Lines that hold the word "products" should be located and copied.

>> start

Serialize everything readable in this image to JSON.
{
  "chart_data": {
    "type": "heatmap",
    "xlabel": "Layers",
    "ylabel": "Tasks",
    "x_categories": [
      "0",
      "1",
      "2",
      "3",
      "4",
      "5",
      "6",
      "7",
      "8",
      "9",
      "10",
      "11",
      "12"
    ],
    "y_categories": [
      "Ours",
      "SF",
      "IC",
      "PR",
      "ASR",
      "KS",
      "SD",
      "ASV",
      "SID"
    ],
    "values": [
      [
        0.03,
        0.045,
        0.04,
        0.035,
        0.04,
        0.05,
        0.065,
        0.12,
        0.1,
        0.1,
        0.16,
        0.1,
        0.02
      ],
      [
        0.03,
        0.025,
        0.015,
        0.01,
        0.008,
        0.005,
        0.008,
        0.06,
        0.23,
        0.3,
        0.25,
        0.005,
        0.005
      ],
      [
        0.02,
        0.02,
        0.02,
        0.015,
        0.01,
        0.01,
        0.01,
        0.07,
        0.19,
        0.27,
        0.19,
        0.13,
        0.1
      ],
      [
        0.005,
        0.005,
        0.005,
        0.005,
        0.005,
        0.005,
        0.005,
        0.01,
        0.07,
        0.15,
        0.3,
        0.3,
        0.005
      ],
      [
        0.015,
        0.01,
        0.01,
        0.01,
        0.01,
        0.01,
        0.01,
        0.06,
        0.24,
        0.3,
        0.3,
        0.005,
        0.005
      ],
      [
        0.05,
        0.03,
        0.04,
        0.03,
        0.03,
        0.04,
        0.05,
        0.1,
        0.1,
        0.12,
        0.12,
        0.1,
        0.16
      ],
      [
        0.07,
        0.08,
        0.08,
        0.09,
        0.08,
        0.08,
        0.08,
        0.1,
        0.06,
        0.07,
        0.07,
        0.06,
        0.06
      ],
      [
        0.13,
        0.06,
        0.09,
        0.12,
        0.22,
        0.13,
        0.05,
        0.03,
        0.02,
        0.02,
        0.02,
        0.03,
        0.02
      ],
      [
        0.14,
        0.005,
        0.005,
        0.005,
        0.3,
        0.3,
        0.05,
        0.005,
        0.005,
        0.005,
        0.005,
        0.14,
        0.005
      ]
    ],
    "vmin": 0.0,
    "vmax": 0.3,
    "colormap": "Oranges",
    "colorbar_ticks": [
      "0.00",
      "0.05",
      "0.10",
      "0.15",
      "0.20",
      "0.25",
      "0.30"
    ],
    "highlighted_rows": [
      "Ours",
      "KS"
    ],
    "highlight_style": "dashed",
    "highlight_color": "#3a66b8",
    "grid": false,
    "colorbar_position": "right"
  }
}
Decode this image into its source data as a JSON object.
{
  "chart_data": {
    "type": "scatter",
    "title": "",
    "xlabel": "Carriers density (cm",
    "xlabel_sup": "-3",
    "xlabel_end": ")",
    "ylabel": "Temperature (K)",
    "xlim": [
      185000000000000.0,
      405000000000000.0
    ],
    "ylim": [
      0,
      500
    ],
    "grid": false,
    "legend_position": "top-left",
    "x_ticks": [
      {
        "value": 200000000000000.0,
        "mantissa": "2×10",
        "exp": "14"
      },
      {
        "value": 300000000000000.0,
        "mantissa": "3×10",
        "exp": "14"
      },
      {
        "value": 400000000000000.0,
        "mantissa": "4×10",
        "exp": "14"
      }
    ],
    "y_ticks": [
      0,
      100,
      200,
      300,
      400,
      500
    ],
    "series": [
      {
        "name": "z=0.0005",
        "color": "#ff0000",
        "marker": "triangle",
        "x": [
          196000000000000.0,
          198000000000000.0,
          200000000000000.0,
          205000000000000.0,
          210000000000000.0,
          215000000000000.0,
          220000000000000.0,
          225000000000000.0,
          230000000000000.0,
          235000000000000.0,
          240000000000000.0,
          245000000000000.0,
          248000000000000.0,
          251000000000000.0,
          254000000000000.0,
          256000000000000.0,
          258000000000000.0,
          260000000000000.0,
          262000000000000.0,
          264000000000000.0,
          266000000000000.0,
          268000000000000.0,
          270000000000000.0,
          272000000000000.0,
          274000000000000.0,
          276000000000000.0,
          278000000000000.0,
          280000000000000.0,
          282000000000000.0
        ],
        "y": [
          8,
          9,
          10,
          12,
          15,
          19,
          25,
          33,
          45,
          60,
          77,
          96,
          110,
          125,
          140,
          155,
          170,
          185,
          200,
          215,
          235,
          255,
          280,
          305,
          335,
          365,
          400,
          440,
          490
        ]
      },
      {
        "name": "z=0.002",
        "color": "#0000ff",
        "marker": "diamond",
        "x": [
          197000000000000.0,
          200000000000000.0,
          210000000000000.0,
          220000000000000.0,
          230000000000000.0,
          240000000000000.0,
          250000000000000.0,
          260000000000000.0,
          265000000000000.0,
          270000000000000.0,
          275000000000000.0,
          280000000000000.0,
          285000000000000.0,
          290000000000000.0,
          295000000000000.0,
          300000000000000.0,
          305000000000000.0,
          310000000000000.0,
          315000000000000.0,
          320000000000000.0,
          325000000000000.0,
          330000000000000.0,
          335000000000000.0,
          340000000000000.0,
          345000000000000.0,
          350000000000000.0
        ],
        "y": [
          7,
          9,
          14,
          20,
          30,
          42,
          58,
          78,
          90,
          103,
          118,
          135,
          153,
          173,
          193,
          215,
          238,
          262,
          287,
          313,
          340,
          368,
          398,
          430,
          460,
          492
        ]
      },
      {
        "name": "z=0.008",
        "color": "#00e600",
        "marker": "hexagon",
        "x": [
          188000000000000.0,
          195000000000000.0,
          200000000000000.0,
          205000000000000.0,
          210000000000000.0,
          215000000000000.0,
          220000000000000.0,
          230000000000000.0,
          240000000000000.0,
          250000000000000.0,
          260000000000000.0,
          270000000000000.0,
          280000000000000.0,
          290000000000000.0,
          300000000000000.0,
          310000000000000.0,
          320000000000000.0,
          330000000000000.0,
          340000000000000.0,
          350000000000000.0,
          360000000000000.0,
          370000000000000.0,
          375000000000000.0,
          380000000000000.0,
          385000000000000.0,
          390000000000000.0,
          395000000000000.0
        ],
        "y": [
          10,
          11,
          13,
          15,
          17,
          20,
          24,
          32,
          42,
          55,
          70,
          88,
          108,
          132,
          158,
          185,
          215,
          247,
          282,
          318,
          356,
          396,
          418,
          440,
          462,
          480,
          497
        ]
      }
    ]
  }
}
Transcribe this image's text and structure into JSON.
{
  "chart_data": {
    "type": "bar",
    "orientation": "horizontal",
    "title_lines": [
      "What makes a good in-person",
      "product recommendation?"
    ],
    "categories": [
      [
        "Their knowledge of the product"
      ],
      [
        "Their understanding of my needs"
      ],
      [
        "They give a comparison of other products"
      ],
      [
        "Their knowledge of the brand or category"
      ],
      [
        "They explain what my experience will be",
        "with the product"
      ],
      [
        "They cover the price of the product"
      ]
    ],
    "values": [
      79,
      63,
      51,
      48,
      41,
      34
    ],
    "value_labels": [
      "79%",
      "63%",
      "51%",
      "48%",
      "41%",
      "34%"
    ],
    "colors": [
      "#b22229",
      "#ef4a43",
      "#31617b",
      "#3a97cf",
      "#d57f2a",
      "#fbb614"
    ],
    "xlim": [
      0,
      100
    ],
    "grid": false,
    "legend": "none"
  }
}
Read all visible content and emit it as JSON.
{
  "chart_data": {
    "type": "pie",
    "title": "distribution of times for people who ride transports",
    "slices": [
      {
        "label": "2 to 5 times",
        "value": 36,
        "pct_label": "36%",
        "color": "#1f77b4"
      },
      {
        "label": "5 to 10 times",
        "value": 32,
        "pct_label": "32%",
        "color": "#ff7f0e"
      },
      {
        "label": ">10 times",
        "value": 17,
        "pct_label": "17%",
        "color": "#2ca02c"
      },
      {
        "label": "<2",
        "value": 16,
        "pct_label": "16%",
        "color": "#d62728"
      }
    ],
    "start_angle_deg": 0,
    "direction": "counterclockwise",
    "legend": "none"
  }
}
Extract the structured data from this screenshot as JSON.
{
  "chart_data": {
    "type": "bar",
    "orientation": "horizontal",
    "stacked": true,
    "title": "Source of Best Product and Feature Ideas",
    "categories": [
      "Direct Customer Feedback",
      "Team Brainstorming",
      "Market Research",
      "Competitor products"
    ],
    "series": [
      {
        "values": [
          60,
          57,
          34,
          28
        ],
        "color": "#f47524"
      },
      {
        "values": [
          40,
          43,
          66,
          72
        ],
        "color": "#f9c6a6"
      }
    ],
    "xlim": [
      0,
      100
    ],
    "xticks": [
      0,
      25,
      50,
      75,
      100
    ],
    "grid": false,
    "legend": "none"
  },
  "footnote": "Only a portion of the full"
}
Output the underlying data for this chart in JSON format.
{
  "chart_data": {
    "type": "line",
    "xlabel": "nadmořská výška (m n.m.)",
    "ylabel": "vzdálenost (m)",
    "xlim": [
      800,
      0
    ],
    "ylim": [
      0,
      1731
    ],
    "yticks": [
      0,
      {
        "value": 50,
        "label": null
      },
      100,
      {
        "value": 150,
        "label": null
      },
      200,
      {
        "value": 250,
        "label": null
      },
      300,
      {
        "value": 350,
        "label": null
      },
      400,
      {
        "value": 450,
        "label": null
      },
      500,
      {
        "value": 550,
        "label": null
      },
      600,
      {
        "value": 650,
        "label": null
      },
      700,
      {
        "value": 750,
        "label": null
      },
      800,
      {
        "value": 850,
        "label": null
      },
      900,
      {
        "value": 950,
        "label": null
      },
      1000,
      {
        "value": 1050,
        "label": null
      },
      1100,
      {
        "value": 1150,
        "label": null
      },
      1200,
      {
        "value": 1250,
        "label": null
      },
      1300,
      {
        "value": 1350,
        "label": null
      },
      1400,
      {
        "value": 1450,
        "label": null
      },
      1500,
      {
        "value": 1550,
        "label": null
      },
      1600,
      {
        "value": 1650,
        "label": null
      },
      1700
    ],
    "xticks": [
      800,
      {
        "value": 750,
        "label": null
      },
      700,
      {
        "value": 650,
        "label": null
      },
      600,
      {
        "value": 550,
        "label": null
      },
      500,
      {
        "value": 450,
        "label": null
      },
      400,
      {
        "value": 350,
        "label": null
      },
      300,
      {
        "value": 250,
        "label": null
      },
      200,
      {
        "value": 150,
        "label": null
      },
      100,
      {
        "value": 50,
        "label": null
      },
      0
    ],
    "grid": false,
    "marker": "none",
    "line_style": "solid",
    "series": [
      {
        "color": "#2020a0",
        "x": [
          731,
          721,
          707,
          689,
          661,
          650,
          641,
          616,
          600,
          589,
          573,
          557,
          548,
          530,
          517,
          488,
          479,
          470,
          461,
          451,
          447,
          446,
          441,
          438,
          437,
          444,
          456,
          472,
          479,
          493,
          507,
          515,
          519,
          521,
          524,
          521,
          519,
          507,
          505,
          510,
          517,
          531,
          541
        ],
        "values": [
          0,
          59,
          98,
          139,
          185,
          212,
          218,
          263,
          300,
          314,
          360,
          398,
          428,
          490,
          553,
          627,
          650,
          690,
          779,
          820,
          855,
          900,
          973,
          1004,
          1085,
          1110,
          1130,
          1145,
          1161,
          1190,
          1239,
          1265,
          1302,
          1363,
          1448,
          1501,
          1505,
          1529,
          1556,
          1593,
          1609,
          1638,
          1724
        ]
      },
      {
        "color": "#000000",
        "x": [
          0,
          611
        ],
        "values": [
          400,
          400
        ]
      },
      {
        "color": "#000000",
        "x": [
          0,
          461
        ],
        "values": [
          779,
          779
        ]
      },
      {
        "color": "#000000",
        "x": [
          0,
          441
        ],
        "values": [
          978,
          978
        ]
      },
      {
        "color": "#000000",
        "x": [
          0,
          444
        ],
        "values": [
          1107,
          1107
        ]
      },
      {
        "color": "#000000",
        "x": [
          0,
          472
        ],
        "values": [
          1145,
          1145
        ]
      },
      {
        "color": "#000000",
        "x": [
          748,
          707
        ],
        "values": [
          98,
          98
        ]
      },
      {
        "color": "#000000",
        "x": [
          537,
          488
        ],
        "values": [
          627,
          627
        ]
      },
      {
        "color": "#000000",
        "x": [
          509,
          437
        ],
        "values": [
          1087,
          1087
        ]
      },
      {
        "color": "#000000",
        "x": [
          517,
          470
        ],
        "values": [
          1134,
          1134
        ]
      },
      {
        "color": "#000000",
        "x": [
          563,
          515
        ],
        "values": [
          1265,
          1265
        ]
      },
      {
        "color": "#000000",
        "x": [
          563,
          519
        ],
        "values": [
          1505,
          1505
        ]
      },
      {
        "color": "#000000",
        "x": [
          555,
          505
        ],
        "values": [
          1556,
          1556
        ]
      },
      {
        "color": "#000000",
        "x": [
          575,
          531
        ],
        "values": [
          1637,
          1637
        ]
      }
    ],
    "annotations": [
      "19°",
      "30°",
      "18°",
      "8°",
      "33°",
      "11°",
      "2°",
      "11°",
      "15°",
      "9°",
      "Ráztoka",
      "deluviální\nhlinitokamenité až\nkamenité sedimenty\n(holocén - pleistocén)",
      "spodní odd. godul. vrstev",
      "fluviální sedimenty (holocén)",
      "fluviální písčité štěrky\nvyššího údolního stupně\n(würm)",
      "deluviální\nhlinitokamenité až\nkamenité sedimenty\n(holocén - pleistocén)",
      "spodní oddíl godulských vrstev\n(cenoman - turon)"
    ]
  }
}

>> end

Task answer
        "They give a comparison of other products"
      "Competitor products"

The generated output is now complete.